* DATA FOR THIS EXERCISE *
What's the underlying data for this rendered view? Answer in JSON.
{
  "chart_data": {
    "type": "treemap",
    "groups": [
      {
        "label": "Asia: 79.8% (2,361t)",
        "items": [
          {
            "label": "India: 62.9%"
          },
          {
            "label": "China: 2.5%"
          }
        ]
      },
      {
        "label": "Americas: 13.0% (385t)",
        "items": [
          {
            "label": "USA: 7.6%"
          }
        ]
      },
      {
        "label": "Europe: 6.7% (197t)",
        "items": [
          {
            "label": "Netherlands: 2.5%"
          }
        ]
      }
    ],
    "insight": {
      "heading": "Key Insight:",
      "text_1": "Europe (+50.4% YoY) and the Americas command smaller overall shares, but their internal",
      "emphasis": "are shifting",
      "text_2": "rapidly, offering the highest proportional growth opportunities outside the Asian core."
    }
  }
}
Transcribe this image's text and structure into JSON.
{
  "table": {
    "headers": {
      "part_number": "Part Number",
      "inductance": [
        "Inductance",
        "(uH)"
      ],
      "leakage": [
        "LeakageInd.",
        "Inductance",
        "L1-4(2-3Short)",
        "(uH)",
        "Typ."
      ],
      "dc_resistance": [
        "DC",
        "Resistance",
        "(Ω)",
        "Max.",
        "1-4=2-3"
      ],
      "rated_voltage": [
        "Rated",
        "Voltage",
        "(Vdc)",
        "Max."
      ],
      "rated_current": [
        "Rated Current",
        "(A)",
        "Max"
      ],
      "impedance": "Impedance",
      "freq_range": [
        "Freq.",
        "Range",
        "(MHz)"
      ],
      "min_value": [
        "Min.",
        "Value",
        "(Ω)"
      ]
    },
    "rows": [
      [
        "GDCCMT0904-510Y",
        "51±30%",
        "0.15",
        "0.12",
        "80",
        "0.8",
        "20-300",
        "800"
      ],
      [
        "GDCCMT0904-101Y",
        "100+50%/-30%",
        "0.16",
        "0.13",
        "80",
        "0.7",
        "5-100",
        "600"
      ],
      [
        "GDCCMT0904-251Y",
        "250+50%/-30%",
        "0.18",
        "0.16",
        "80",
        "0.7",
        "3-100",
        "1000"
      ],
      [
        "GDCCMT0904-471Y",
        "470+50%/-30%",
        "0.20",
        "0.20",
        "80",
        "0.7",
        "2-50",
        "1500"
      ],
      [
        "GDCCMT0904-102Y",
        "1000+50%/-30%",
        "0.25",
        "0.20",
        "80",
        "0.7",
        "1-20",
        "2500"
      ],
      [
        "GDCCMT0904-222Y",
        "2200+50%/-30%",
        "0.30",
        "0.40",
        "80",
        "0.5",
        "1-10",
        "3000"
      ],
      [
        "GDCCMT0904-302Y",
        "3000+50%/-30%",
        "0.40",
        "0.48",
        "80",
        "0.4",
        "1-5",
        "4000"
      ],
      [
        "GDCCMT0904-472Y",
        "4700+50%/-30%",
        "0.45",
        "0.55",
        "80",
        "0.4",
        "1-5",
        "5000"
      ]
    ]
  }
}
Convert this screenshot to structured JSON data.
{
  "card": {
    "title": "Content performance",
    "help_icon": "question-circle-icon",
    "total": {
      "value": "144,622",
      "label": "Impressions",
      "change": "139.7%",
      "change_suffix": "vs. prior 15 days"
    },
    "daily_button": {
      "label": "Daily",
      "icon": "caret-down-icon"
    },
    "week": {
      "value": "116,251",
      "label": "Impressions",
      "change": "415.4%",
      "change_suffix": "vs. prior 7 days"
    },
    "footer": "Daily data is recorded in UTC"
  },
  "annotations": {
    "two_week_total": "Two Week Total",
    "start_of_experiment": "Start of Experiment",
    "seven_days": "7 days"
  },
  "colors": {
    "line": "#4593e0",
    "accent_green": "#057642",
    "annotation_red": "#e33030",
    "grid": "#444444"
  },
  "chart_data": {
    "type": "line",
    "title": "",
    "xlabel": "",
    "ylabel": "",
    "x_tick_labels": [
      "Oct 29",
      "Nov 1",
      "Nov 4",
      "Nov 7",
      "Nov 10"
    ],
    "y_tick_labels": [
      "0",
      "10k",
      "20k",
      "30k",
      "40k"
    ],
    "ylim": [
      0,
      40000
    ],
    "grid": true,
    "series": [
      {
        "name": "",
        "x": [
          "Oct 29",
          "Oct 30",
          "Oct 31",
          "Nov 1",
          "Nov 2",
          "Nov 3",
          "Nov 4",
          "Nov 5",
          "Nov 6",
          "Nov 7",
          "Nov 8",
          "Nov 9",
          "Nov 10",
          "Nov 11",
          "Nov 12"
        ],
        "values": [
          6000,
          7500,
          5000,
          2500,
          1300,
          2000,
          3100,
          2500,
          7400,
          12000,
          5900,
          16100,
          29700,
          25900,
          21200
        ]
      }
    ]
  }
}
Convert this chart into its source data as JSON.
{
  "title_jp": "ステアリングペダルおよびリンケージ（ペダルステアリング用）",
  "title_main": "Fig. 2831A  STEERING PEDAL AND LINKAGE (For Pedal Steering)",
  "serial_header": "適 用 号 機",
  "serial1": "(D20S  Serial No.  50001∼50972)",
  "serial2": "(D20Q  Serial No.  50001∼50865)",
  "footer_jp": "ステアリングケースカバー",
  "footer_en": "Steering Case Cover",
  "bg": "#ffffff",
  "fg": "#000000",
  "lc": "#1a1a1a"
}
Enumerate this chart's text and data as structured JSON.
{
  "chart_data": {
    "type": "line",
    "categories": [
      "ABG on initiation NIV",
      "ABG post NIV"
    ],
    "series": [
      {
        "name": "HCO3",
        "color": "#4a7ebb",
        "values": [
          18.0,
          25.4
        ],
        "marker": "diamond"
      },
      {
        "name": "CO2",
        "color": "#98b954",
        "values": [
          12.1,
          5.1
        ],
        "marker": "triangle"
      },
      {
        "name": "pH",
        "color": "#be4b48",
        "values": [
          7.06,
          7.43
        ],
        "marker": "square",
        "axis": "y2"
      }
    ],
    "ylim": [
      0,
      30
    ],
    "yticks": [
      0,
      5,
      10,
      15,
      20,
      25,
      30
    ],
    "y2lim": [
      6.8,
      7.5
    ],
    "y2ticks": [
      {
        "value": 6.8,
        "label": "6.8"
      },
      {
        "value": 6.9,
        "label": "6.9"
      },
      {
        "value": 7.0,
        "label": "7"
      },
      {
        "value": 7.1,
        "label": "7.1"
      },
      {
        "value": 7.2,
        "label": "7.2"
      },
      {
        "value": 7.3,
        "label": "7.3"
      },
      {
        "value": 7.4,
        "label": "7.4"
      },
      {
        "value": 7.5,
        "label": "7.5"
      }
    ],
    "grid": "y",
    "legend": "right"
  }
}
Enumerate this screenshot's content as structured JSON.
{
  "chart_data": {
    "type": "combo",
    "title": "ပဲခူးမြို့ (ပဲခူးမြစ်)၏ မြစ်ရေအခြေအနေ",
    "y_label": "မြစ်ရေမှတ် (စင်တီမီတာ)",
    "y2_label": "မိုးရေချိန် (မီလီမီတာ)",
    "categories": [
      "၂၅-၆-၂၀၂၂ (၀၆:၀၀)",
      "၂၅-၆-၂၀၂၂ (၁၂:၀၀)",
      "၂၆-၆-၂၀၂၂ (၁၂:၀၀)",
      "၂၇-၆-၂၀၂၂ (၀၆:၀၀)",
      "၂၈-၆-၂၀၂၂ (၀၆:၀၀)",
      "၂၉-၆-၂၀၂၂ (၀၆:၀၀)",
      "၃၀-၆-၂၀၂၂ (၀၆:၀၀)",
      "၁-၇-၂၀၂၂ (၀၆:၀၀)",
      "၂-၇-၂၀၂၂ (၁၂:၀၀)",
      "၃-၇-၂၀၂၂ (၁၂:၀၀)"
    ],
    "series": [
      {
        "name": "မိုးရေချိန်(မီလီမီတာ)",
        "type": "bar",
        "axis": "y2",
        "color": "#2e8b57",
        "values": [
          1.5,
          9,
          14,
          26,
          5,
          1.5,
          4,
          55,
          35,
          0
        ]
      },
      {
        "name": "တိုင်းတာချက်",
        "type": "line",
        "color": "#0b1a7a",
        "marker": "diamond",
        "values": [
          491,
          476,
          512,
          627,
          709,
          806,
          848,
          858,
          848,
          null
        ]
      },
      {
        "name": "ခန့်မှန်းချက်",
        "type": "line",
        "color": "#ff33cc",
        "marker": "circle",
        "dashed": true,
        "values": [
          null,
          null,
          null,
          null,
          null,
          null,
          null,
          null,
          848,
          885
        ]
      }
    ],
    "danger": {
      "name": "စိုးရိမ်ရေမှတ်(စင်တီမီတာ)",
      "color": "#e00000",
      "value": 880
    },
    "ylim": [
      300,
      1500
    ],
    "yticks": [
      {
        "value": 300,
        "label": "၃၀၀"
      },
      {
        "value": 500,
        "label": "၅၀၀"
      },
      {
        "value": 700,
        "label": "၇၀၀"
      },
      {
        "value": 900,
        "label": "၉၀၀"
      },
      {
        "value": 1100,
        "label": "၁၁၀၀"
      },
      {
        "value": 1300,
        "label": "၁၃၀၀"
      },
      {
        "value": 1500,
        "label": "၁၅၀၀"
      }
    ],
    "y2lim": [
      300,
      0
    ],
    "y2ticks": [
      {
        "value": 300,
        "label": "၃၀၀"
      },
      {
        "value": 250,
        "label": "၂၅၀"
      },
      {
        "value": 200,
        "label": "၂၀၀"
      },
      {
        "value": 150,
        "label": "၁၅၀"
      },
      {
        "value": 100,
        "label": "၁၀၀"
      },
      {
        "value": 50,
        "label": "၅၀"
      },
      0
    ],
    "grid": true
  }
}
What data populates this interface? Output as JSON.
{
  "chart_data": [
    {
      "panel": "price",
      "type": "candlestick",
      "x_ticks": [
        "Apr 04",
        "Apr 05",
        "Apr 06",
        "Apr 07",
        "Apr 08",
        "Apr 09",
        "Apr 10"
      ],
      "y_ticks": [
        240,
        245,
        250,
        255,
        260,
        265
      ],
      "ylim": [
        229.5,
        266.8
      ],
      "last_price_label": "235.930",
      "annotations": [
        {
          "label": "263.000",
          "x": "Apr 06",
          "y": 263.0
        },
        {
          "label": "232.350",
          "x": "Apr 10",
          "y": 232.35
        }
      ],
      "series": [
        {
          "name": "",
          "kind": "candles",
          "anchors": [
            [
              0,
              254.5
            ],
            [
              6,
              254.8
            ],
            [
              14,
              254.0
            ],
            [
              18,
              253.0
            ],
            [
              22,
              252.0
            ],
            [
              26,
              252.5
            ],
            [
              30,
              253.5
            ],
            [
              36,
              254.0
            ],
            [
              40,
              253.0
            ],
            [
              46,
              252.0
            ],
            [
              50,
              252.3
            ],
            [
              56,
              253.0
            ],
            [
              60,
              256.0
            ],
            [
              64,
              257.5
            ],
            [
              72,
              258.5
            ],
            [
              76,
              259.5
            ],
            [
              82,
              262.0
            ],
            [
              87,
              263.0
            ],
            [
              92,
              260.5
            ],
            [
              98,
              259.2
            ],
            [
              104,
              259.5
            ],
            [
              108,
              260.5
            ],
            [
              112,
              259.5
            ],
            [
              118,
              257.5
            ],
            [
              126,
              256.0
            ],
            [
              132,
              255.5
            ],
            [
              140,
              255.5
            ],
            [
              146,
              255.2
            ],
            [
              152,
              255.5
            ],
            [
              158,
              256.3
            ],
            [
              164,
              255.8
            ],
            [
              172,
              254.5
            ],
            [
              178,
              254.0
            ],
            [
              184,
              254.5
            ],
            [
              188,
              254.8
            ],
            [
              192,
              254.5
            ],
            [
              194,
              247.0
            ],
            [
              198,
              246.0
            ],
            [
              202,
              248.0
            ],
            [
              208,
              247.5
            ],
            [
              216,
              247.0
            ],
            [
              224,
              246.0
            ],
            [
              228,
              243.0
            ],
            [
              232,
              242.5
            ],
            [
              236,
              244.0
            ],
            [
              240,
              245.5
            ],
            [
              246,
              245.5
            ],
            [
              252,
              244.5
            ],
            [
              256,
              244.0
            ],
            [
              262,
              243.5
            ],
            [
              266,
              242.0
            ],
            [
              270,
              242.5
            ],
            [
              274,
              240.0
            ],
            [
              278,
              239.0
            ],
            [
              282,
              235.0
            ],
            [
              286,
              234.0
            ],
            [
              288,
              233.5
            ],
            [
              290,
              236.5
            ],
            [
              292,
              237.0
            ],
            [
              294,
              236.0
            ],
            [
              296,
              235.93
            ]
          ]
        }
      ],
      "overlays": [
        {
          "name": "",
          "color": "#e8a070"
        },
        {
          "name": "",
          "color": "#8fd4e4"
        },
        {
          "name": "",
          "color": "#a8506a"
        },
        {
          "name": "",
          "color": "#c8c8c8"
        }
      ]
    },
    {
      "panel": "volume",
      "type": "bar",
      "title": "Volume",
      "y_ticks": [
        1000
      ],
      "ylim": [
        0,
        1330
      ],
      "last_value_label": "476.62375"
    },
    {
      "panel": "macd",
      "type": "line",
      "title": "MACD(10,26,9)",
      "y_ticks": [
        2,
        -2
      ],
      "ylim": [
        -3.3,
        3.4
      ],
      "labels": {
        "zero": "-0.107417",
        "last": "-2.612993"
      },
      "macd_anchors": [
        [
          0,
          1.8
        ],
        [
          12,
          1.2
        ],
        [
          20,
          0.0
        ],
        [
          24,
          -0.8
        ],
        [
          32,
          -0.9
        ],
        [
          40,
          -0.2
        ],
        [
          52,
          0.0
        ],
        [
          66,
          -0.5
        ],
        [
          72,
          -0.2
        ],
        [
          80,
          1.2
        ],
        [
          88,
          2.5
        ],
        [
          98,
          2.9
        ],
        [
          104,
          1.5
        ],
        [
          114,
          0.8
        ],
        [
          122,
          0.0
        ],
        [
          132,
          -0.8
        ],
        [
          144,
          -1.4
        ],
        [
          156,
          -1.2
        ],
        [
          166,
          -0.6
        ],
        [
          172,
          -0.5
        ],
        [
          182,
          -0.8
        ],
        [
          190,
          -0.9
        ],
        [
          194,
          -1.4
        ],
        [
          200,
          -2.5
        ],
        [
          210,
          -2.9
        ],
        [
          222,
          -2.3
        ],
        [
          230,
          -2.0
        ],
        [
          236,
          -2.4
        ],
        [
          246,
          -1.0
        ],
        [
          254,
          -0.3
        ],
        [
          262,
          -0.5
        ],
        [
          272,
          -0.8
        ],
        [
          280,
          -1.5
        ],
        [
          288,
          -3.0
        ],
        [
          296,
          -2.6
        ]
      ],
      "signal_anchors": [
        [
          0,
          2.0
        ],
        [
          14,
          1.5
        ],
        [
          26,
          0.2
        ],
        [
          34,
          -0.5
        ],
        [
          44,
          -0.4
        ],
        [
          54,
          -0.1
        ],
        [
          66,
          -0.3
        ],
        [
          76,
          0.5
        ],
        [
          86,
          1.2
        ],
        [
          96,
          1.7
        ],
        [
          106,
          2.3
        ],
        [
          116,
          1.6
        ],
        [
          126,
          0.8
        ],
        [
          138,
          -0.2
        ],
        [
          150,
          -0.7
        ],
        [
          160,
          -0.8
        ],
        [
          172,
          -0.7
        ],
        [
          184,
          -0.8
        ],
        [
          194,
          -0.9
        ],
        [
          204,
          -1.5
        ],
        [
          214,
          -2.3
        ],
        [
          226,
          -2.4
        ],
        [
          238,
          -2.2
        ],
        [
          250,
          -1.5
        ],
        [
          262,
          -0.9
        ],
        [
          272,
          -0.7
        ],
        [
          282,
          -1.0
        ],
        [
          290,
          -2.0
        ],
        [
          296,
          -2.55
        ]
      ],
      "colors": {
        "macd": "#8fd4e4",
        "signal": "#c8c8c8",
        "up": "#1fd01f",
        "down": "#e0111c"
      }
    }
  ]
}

* WHAT IS ASKED *
Show, from the listing above, each line that contains the word "JSON".

* COMPLETE OUTPUT *
What's the underlying data for this rendered view? Answer in JSON.
Transcribe this image's text and structure into JSON.
Convert this screenshot to structured JSON data.
Convert this chart into its source data as JSON.
Enumerate this chart's text and data as structured JSON.
Enumerate this screenshot's content as structured JSON.
What data populates this interface? Output as JSON.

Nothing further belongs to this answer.